→ **TASK BRIEF**: Keep every line where the word "Maltese" appears; drop the rest.

----- ENTRIES SHOWN

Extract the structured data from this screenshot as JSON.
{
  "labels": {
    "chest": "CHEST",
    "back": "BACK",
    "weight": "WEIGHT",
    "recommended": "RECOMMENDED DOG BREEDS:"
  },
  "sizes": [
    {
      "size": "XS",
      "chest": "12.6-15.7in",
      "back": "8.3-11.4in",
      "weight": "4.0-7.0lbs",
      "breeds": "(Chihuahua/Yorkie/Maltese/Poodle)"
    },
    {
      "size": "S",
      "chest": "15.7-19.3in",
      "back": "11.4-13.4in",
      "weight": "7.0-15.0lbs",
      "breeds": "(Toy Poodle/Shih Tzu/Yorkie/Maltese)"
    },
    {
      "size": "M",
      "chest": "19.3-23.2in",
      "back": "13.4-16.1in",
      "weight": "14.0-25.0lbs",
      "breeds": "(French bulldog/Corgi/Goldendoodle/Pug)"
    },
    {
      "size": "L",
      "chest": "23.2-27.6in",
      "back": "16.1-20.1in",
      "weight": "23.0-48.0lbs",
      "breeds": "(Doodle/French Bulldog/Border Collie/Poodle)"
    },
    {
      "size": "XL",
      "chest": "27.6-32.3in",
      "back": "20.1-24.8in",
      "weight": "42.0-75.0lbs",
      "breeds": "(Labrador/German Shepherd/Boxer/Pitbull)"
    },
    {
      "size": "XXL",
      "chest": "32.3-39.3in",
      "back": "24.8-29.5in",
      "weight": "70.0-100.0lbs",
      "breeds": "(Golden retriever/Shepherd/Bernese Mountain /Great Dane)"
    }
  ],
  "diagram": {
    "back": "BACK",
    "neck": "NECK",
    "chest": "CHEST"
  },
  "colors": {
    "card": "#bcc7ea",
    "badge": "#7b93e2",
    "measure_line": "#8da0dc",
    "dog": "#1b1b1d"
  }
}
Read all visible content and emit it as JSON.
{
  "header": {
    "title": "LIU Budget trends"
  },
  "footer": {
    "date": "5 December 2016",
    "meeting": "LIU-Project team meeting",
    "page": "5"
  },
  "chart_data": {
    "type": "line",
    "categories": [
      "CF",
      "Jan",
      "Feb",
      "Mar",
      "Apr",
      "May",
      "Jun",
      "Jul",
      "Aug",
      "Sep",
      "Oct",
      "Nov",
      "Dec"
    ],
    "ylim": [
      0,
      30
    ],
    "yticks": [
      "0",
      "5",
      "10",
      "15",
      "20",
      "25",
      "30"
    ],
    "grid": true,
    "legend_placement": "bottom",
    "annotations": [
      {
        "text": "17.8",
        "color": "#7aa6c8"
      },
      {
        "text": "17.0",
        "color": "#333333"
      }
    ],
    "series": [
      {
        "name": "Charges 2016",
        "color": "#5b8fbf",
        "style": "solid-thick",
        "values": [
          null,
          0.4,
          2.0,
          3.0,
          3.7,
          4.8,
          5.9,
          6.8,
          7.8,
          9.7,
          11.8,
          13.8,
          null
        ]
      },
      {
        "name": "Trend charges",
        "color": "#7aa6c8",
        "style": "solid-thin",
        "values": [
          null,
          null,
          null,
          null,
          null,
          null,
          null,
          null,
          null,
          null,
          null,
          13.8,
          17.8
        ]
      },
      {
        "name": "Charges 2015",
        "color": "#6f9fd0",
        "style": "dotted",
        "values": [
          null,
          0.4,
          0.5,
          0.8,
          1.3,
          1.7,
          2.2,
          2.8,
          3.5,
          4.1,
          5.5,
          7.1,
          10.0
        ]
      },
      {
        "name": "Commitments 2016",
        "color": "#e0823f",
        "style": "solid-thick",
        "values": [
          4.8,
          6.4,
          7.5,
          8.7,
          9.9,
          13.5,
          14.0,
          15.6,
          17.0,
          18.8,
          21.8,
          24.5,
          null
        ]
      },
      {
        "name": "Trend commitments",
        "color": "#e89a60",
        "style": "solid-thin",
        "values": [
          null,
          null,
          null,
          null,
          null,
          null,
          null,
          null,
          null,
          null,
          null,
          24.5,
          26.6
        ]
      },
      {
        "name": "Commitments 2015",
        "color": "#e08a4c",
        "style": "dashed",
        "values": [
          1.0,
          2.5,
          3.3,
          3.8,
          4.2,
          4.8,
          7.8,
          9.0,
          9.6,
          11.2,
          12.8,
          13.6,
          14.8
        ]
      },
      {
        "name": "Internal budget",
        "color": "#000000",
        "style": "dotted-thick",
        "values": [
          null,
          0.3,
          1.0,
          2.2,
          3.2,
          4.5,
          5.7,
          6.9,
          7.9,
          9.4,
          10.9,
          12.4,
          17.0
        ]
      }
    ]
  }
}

----------

→ **RESPONSE BELOW**:
      "breeds": "(Chihuahua/Yorkie/Maltese/Poodle)"
      "breeds": "(Toy Poodle/Shih Tzu/Yorkie/Maltese)"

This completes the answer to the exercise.